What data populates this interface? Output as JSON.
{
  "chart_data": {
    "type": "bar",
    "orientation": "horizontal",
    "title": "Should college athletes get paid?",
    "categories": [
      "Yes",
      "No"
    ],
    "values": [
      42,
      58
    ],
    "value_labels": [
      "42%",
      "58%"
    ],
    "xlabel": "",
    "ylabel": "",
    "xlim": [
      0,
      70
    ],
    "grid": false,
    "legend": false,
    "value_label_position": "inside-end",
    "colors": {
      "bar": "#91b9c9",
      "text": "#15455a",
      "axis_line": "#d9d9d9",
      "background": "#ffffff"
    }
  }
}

- Written task -
Copy each record from above without leaving any out.

- Answer to the problem -
What data populates this interface? Output as JSON.
{
  "chart_data": {
    "type": "bar",
    "orientation": "horizontal",
    "title": "Should college athletes get paid?",
    "categories": [
      "Yes",
      "No"
    ],
    "values": [
      42,
      58
    ],
    "value_labels": [
      "42%",
      "58%"
    ],
    "xlabel": "",
    "ylabel": "",
    "xlim": [
      0,
      70
    ],
    "grid": false,
    "legend": false,
    "value_label_position": "inside-end",
    "colors": {
      "bar": "#91b9c9",
      "text": "#15455a",
      "axis_line": "#d9d9d9",
      "background": "#ffffff"
    }
  }
}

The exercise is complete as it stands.